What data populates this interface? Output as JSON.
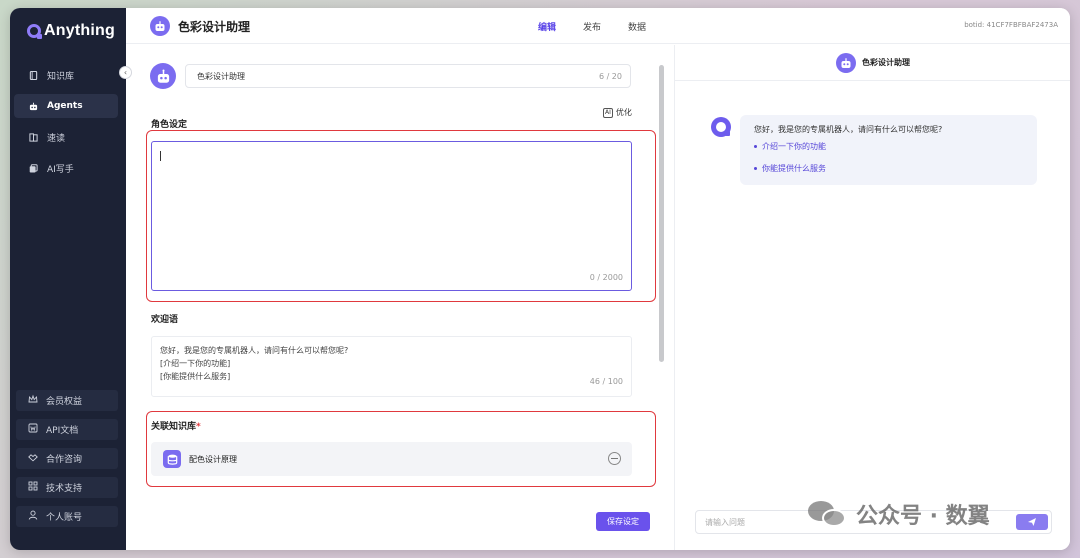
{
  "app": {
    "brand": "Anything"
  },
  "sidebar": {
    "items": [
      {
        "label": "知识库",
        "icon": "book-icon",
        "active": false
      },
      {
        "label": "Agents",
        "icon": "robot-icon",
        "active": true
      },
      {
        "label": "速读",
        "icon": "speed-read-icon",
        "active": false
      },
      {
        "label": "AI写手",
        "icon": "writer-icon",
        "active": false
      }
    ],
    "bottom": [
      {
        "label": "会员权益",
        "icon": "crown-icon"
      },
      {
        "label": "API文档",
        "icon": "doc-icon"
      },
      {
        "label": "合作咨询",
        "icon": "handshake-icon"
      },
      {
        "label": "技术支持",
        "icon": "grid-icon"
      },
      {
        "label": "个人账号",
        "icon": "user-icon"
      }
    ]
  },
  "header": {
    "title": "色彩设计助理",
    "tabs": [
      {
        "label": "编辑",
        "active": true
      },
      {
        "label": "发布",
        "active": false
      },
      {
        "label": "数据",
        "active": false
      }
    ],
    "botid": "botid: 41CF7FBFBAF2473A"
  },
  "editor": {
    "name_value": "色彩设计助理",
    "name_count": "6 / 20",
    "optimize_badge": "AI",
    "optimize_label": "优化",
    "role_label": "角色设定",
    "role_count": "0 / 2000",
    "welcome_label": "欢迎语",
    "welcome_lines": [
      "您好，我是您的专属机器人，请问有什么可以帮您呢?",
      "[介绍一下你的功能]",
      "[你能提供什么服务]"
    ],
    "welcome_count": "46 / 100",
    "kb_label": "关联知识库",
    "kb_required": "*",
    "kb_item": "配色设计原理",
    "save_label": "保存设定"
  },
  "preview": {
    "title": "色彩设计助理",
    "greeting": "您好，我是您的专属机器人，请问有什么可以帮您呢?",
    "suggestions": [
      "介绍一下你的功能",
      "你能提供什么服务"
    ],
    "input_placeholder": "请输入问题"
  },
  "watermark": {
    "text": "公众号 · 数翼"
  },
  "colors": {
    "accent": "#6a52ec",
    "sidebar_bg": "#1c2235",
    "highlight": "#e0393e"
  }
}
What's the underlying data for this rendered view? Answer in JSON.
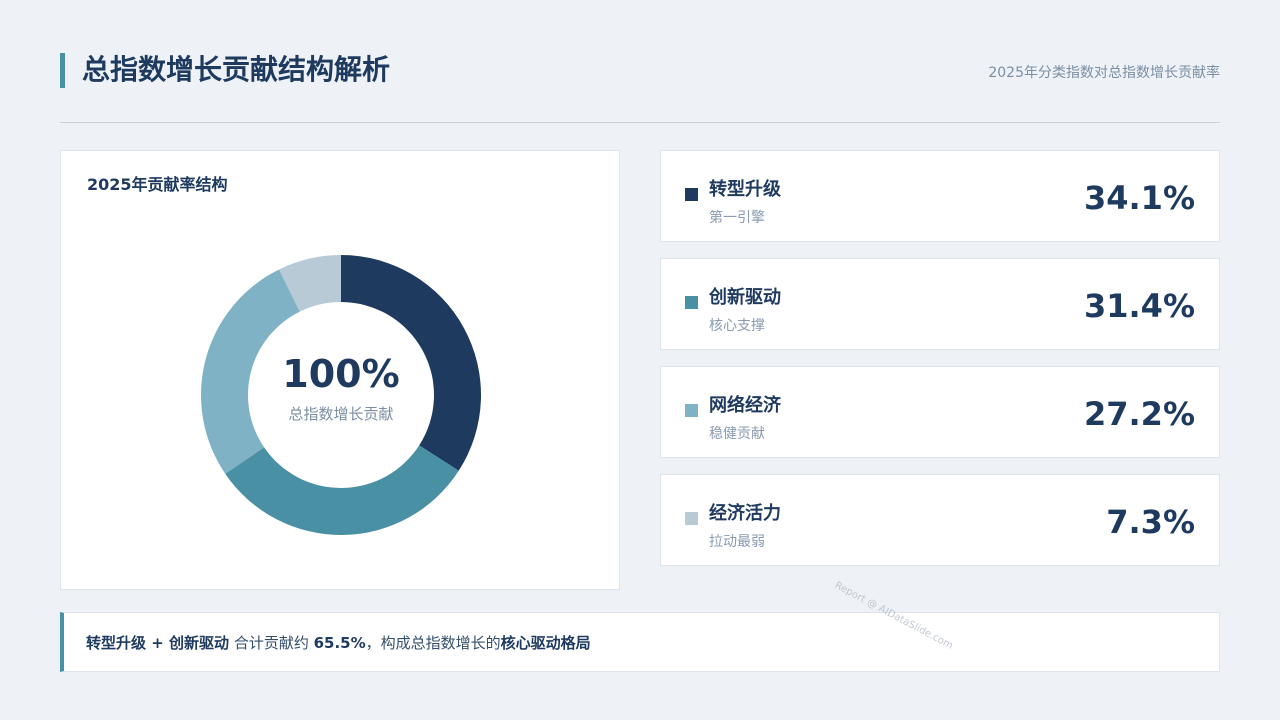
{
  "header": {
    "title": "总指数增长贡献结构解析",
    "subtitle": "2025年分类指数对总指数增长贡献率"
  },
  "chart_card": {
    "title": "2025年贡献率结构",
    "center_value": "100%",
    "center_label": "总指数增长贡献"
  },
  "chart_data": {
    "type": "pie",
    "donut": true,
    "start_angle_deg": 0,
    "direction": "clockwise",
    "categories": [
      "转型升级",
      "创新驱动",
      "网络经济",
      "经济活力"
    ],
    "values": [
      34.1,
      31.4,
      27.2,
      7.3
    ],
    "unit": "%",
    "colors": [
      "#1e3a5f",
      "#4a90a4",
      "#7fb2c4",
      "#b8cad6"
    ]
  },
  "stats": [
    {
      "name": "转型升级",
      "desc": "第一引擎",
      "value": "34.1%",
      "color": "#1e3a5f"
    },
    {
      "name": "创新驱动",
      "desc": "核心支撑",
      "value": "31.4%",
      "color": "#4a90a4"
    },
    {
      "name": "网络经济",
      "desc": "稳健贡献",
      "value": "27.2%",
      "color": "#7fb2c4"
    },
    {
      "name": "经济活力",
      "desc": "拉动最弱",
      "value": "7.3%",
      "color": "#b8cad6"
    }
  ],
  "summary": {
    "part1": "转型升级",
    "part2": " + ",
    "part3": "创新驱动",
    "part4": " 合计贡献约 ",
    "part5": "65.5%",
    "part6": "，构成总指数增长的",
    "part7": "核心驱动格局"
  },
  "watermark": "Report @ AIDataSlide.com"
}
────────────────
- **Given problem**: Skip the images and write out the rest of the listing exactly.

- **Task result**:
What data populates this interface? Output as JSON.
{
  "app": {
    "brand": "Anything"
  },
  "sidebar": {
    "items": [
      {
        "label": "知识库",
        "icon": "book-icon",
        "active": false
      },
      {
        "label": "Agents",
        "icon": "robot-icon",
        "active": true
      },
      {
        "label": "速读",
        "icon": "speed-read-icon",
        "active": false
      },
      {
        "label": "AI写手",
        "icon": "writer-icon",
        "active": false
      }
    ],
    "bottom": [
      {
        "label": "会员权益",
        "icon": "crown-icon"
      },
      {
        "label": "API文档",
        "icon": "doc-icon"
      },
      {
        "label": "合作咨询",
        "icon": "handshake-icon"
      },
      {
        "label": "技术支持",
        "icon": "grid-icon"
      },
      {
        "label": "个人账号",
        "icon": "user-icon"
      }
    ]
  },
  "header": {
    "title": "色彩设计助理",
    "tabs": [
      {
        "label": "编辑",
        "active": true
      },
      {
        "label": "发布",
        "active": false
      },
      {
        "label": "数据",
        "active": false
      }
    ],
    "botid": "botid: 41CF7FBFBAF2473A"
  },
  "editor": {
    "name_value": "色彩设计助理",
    "name_count": "6 / 20",
    "optimize_badge": "AI",
    "optimize_label": "优化",
    "role_label": "角色设定",
    "role_count": "0 / 2000",
    "welcome_label": "欢迎语",
    "welcome_lines": [
      "您好，我是您的专属机器人，请问有什么可以帮您呢?",
      "[介绍一下你的功能]",
      "[你能提供什么服务]"
    ],
    "welcome_count": "46 / 100",
    "kb_label": "关联知识库",
    "kb_required": "*",
    "kb_item": "配色设计原理",
    "save_label": "保存设定"
  },
  "preview": {
    "title": "色彩设计助理",
    "greeting": "您好，我是您的专属机器人，请问有什么可以帮您呢?",
    "suggestions": [
      "介绍一下你的功能",
      "你能提供什么服务"
    ],
    "input_placeholder": "请输入问题"
  },
  "watermark": {
    "text": "公众号 · 数翼"
  },
  "colors": {
    "accent": "#6a52ec",
    "sidebar_bg": "#1c2235",
    "highlight": "#e0393e"
  }
}
What's the underlying data for this rendered view? Answer in JSON.
{
  "header": {
    "title": "总指数增长贡献结构解析",
    "subtitle": "2025年分类指数对总指数增长贡献率"
  },
  "chart_card": {
    "title": "2025年贡献率结构",
    "center_value": "100%",
    "center_label": "总指数增长贡献"
  },
  "chart_data": {
    "type": "pie",
    "donut": true,
    "start_angle_deg": 0,
    "direction": "clockwise",
    "categories": [
      "转型升级",
      "创新驱动",
      "网络经济",
      "经济活力"
    ],
    "values": [
      34.1,
      31.4,
      27.2,
      7.3
    ],
    "unit": "%",
    "colors": [
      "#1e3a5f",
      "#4a90a4",
      "#7fb2c4",
      "#b8cad6"
    ]
  },
  "stats": [
    {
      "name": "转型升级",
      "desc": "第一引擎",
      "value": "34.1%",
      "color": "#1e3a5f"
    },
    {
      "name": "创新驱动",
      "desc": "核心支撑",
      "value": "31.4%",
      "color": "#4a90a4"
    },
    {
      "name": "网络经济",
      "desc": "稳健贡献",
      "value": "27.2%",
      "color": "#7fb2c4"
    },
    {
      "name": "经济活力",
      "desc": "拉动最弱",
      "value": "7.3%",
      "color": "#b8cad6"
    }
  ],
  "summary": {
    "part1": "转型升级",
    "part2": " + ",
    "part3": "创新驱动",
    "part4": " 合计贡献约 ",
    "part5": "65.5%",
    "part6": "，构成总指数增长的",
    "part7": "核心驱动格局"
  },
  "watermark": "Report @ AIDataSlide.com"
}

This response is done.